• **Goal of the exercise**:
Each line below with the word "samt" needs to be copied.

--

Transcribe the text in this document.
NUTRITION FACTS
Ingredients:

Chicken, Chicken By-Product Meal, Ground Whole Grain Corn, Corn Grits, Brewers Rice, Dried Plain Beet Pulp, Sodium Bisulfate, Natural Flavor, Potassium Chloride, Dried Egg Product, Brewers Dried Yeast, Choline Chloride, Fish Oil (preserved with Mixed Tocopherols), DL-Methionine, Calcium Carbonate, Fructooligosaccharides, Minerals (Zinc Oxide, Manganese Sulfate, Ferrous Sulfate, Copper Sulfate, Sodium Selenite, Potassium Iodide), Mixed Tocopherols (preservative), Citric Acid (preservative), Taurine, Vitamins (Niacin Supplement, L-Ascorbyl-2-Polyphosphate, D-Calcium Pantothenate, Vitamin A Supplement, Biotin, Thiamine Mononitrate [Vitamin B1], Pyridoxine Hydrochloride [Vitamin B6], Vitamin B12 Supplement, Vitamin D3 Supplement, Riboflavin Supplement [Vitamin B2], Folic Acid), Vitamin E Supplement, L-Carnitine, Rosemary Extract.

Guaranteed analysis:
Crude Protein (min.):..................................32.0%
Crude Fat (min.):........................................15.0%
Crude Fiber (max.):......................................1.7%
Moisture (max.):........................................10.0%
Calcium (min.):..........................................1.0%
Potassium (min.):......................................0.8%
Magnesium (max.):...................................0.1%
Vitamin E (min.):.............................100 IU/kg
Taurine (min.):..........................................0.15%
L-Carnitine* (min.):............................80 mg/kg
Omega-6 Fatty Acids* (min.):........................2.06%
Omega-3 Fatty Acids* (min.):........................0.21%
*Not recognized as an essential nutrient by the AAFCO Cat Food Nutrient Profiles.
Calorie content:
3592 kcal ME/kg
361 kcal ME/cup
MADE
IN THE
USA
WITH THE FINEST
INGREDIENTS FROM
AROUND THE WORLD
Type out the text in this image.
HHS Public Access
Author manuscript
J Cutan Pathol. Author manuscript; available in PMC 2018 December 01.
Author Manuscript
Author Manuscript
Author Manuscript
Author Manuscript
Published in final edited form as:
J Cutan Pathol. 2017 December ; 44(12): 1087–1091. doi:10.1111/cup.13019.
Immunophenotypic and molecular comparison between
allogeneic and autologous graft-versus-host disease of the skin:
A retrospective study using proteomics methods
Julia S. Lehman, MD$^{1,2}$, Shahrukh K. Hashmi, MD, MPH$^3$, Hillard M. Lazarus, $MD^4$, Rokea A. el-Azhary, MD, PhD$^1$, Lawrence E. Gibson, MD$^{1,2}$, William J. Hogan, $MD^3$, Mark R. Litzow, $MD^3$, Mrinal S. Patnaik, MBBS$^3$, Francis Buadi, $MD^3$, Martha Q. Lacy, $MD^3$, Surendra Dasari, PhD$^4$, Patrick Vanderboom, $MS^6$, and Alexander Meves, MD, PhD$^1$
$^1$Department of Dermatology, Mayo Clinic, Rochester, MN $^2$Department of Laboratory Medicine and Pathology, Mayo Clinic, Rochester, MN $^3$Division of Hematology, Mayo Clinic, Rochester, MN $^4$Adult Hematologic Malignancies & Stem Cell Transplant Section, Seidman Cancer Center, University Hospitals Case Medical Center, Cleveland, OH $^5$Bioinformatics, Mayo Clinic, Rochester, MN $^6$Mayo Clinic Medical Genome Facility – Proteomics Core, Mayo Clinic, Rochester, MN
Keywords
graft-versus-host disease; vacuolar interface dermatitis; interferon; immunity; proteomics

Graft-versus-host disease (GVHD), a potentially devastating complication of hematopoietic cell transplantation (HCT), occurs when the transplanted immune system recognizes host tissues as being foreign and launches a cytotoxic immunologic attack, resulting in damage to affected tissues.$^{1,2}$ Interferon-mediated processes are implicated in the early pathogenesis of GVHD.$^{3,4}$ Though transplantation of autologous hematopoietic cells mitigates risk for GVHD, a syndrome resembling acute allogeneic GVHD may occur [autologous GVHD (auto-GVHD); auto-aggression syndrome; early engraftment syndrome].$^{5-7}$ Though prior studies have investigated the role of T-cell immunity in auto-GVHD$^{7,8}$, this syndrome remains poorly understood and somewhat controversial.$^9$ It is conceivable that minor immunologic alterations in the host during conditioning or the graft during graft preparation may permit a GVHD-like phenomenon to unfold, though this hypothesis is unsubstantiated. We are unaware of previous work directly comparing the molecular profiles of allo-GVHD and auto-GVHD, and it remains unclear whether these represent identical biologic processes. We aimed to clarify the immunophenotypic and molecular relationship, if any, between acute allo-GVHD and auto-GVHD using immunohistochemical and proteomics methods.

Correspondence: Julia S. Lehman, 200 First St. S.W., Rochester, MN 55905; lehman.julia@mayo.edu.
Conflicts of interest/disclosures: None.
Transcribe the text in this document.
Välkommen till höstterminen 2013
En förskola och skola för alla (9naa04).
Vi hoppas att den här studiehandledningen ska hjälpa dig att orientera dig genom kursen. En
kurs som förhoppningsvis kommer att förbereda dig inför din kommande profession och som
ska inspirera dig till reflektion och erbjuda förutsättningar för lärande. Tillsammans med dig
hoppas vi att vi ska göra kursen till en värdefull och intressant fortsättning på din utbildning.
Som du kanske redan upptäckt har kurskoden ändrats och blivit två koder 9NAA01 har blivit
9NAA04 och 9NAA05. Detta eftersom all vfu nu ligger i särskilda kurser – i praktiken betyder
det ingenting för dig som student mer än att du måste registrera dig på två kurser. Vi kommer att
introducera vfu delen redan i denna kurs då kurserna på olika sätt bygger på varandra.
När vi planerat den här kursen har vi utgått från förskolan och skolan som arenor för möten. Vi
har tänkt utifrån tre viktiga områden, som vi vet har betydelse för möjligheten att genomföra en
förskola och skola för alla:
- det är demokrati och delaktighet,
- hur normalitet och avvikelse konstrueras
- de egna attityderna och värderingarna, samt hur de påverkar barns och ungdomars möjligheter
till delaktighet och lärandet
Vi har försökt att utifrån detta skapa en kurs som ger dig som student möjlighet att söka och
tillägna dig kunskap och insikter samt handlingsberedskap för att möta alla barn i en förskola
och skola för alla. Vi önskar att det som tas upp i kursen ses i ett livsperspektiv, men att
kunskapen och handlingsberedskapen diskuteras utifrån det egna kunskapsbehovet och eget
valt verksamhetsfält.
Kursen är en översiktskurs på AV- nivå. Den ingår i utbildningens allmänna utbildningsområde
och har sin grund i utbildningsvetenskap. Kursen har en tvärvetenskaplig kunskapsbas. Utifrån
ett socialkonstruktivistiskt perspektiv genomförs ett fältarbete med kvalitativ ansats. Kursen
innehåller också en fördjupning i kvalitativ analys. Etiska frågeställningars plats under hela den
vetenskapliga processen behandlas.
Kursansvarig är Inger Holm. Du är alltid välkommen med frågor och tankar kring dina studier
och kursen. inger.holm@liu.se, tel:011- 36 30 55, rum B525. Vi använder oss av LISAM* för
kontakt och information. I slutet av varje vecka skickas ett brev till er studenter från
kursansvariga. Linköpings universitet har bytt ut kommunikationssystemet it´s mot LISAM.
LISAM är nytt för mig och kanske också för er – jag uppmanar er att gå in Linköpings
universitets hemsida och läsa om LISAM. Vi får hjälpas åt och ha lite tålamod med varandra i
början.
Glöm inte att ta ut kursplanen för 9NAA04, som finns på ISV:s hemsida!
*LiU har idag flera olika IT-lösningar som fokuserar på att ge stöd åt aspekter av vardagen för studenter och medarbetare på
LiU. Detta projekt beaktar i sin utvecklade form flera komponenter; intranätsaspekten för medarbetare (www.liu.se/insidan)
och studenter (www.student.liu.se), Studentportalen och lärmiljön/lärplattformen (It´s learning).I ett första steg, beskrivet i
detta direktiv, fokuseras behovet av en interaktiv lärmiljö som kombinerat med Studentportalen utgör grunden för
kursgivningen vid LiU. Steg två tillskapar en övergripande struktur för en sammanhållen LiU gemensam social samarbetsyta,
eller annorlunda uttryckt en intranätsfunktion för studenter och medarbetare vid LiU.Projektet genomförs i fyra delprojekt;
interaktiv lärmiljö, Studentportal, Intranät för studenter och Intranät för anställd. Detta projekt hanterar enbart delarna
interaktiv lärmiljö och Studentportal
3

--

• **Result of this task**:
- de egna attityderna och värderingarna, samt hur de påverkar barns och ungdomars möjligheter
tillägna dig kunskap och insikter samt handlingsberedskap för att möta alla barn i en förskola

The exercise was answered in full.